[JOB A] Rewrite the passage on off-camera lighting from "I’m always looking" to "do this, too!", with "American Idol" replaced by "the evening news".

[EXTRACT]
# # #
As a photographer, there is always something new to learn; sometimes the amount of information and new gear and techniques out there can seem mind blowing.  What should you be doing?  What gear is best to be using?  It’s enough to make a sane person crazy.

I’m always looking for new things to learn, and I get overwhelmed sometimes, too.  But nothing has changed my photography more, and there is nothing I like learning more about, than off camera lighting.  I am fairly sure that the day that I first took my flash off-camera, I heard a choir of angels singing.  This is amazing!  I can control the light!  I can control its direction!  I can make the background completely black even in a lit room?  I can create extremely dramatic lighting in my living room between commercials of American Idol?  Yes, yes, yes, and yes!  And I can tell you how to do this, too!


I currently use one off-camera light for portraits.  I started with using my flash (I shoot Canon, so that would be a 430exii).  I now have an Alien Bees B800 which I use most of the time, but each method has its pros and cons, and you can get the same or very similar results whether you are using a flash or a strobe.
# # #
[ROWS]

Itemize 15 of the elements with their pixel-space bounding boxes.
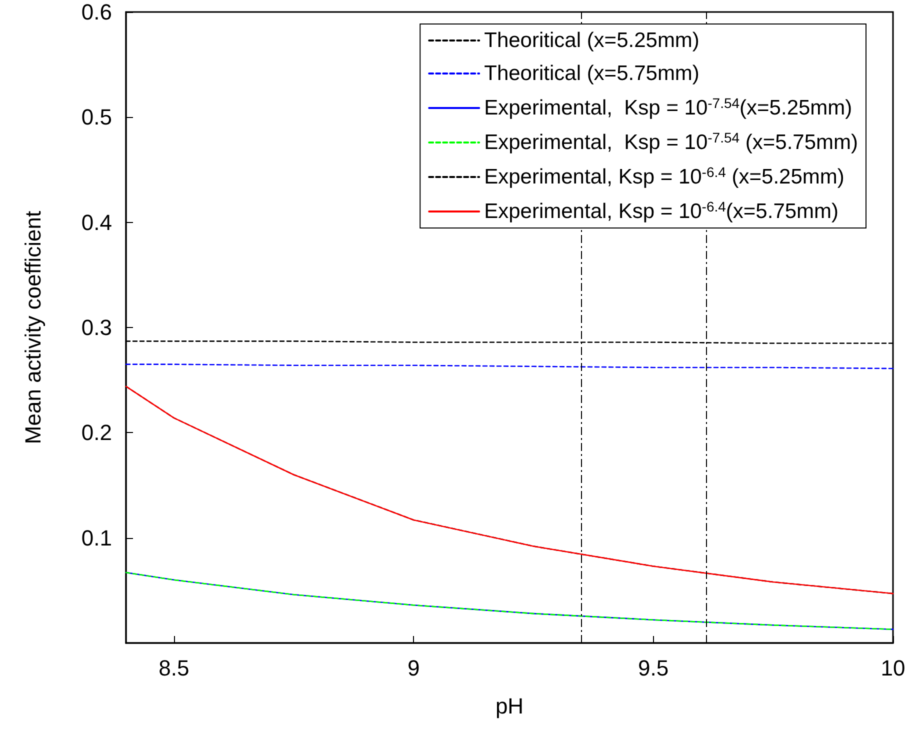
- y-tick-label: 0.5: [81, 104, 112, 130]
- line-series: [125, 572, 894, 630]
- y-tick-label: 0.2: [81, 420, 112, 446]
- y-tick-label: 0.4: [81, 210, 112, 235]
- legend-label: Theoritical (x=5.25mm): [484, 29, 700, 52]
- y-axis-title: Mean activity coefficient: [20, 210, 46, 444]
- x-tick-label: 9: [408, 656, 420, 680]
- y-tick-label: 0.1: [81, 525, 112, 550]
- x-tick-label: 8.5: [158, 656, 190, 680]
- x-tick-label: 9.5: [638, 656, 669, 680]
- legend-label: Theoritical (x=5.75mm): [484, 62, 700, 85]
- x-axis-title: pH: [495, 694, 524, 718]
- y-tick-label: 0.3: [81, 315, 112, 340]
- y-tick-label: 0.6: [81, 0, 112, 24]
- x-tick-label: 10: [880, 656, 906, 680]
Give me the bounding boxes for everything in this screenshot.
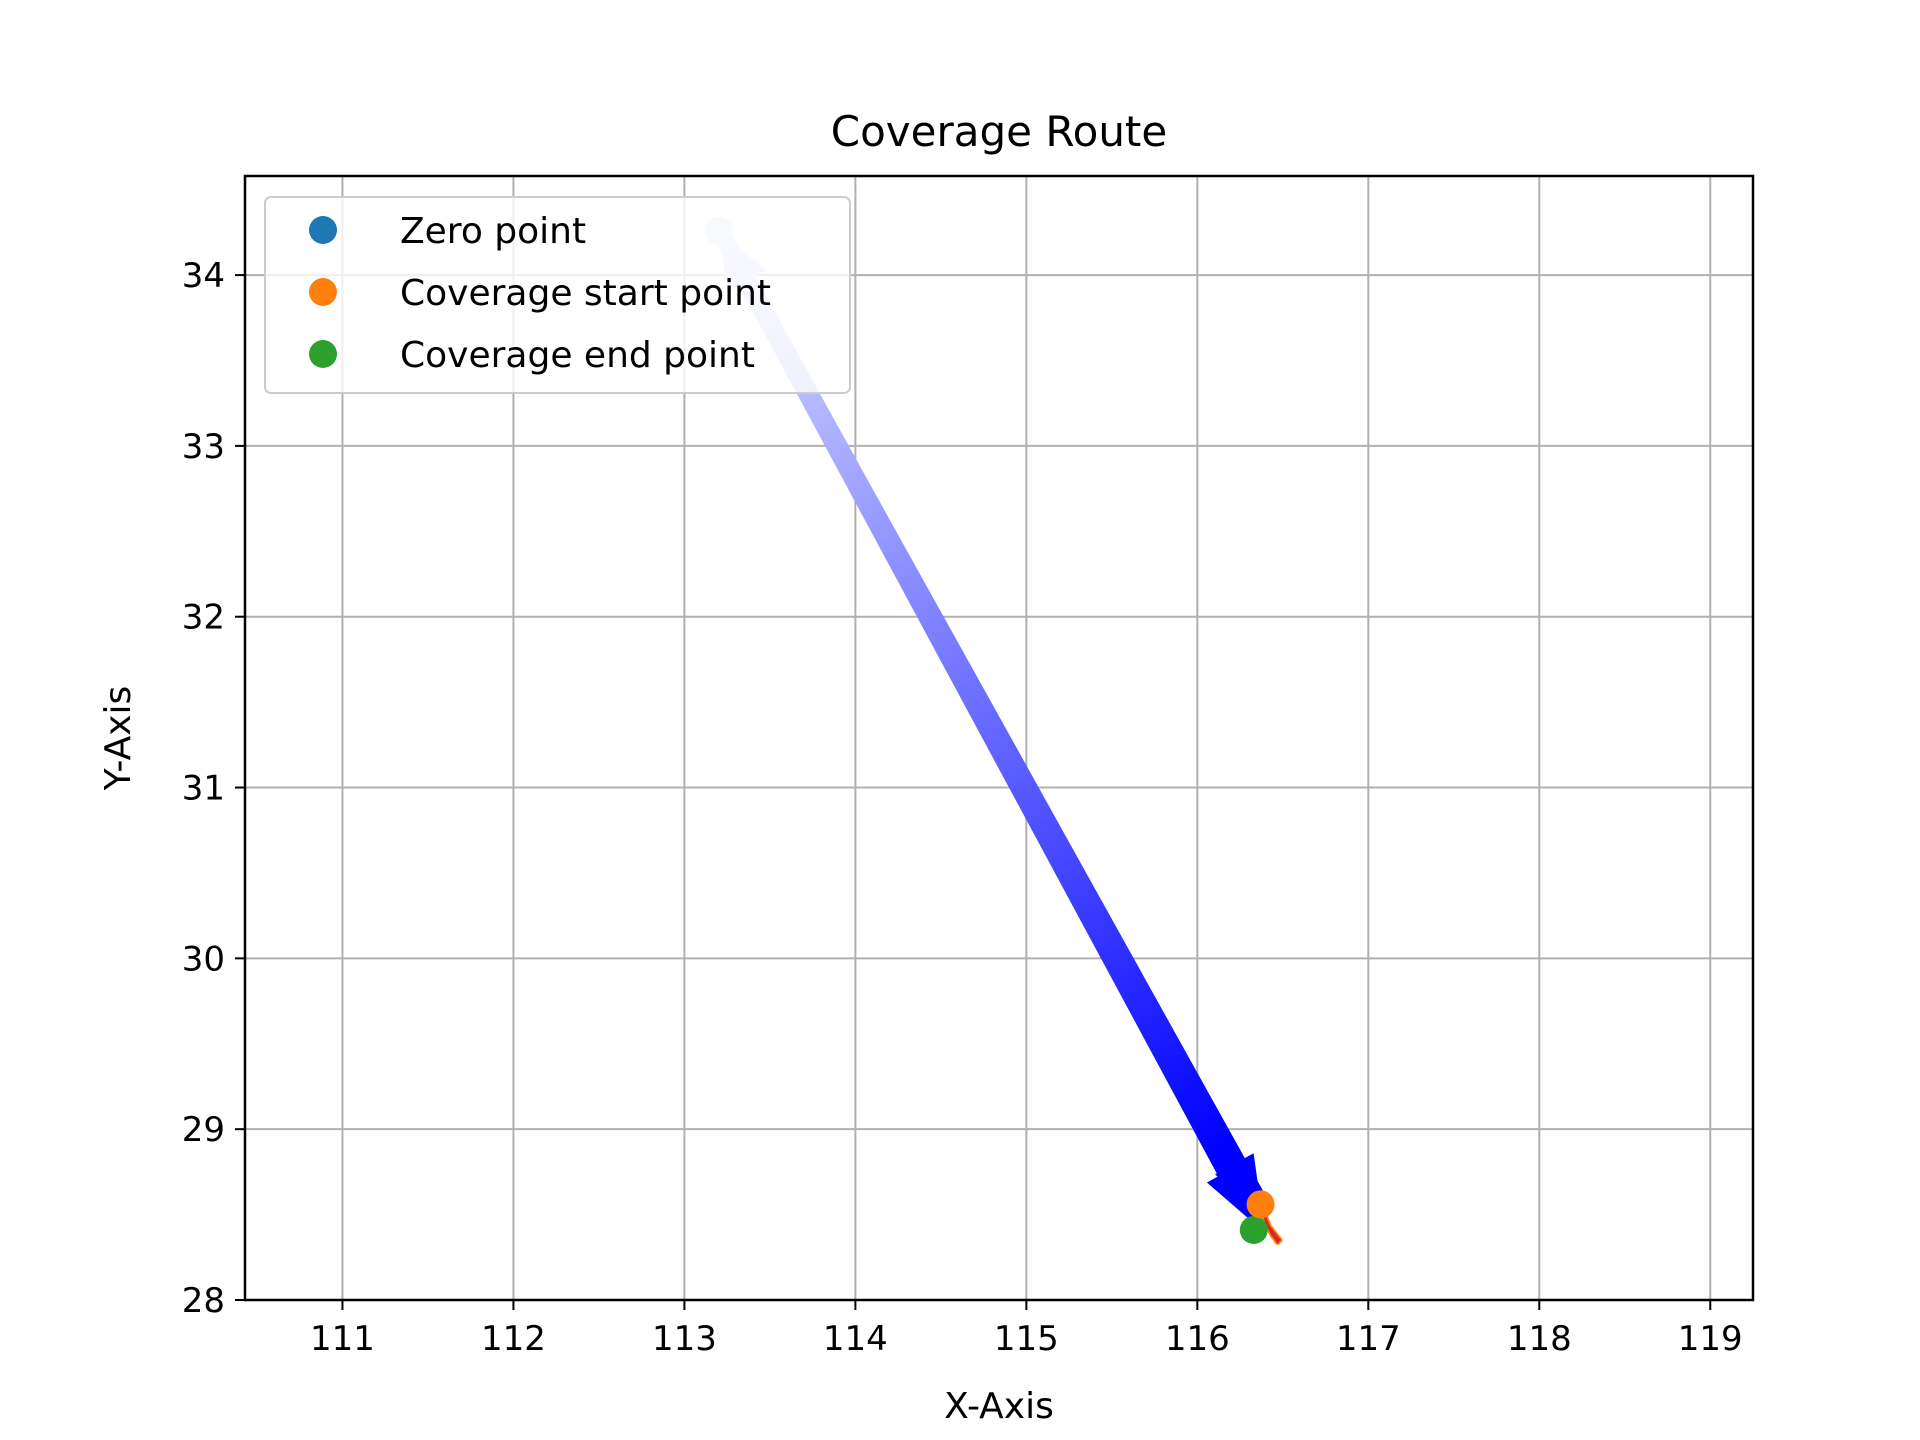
x-axis-label: X-Axis [944, 1386, 1054, 1427]
x-tick-label: 115 [994, 1319, 1059, 1359]
local-route-inner-line [1259, 1203, 1281, 1244]
legend-frame [264, 196, 851, 394]
legend: Zero point Coverage start point Coverage e… [264, 196, 851, 394]
legend-label: Coverage start point [400, 273, 771, 314]
y-tick-label: 30 [182, 939, 225, 979]
x-tick-label: 114 [823, 1319, 888, 1359]
chart-title: Coverage Route [831, 107, 1168, 156]
x-tick-label: 116 [1165, 1319, 1230, 1359]
legend-marker [309, 278, 337, 306]
y-tick-label: 28 [182, 1281, 225, 1321]
route [714, 230, 1283, 1245]
plot-frame [243, 174, 1755, 1302]
ticks: 111 112 113 114 115 116 117 118 119 28 29 30 31 32 33 3… [182, 256, 1743, 1359]
y-tick-label: 29 [182, 1110, 225, 1150]
legend-marker [309, 216, 337, 244]
coverage-start-point [1246, 1190, 1275, 1219]
coverage-end-point [1239, 1215, 1268, 1244]
route-arrow [714, 231, 1254, 1224]
x-tick-label: 113 [652, 1319, 717, 1359]
legend-marker [309, 340, 337, 368]
x-tick-label: 112 [481, 1319, 546, 1359]
x-tick-label: 119 [1678, 1319, 1743, 1359]
y-tick-label: 33 [182, 427, 225, 467]
y-tick-label: 31 [182, 769, 225, 809]
y-tick-label: 34 [182, 256, 225, 296]
legend-label: Coverage end point [400, 335, 755, 376]
x-tick-label: 118 [1507, 1319, 1572, 1359]
x-tick-label: 111 [310, 1319, 375, 1359]
x-tick-label: 117 [1336, 1319, 1401, 1359]
legend-label: Zero point [400, 211, 586, 252]
y-tick-label: 32 [182, 598, 225, 638]
y-axis-label: Y-Axis [98, 686, 139, 792]
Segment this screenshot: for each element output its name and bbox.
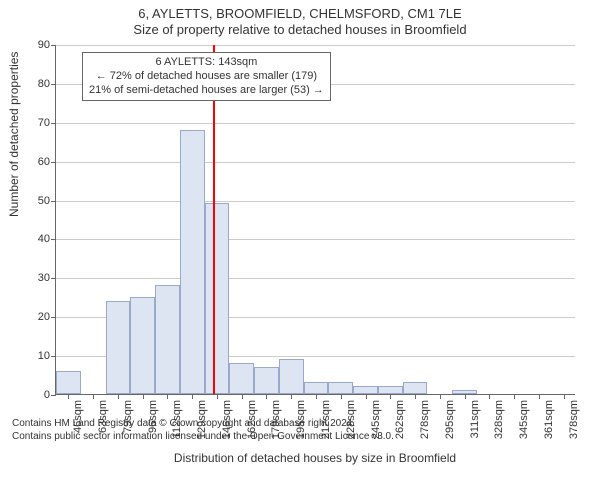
# # #
[JOB B] From the records, copy out every line from the line with "- y-tick-label: 0.5: [81, 104, 112, 130]" to the line with "- x-tick-label: 8.5: [158, 656, 190, 680]", keeping each line unchanged.

[RIGHT ANSWER A]
I’m always looking for new things to learn, and I get overwhelmed sometimes, too.  But nothing has changed my photography more, and there is nothing I like learning more about, than off camera lighting.  I am fairly sure that the day that I first took my flash off-camera, I heard a choir of angels singing.  This is amazing!  I can control the light!  I can control its direction!  I can make the background completely black even in a lit room?  I can create extremely dramatic lighting in my living room between commercials of the evening news?  Yes, yes, yes, and yes!  And I can tell you how to do this, too!

[RIGHT ANSWER B]
- y-tick-label: 0.5: [81, 104, 112, 130]
- line-series: [125, 572, 894, 630]
- y-tick-label: 0.2: [81, 420, 112, 446]
- y-tick-label: 0.4: [81, 210, 112, 235]
- legend-label: Theoritical (x=5.25mm): [484, 29, 700, 52]
- y-axis-title: Mean activity coefficient: [20, 210, 46, 444]
- x-tick-label: 9: [408, 656, 420, 680]
- y-tick-label: 0.1: [81, 525, 112, 550]
- x-tick-label: 8.5: [158, 656, 190, 680]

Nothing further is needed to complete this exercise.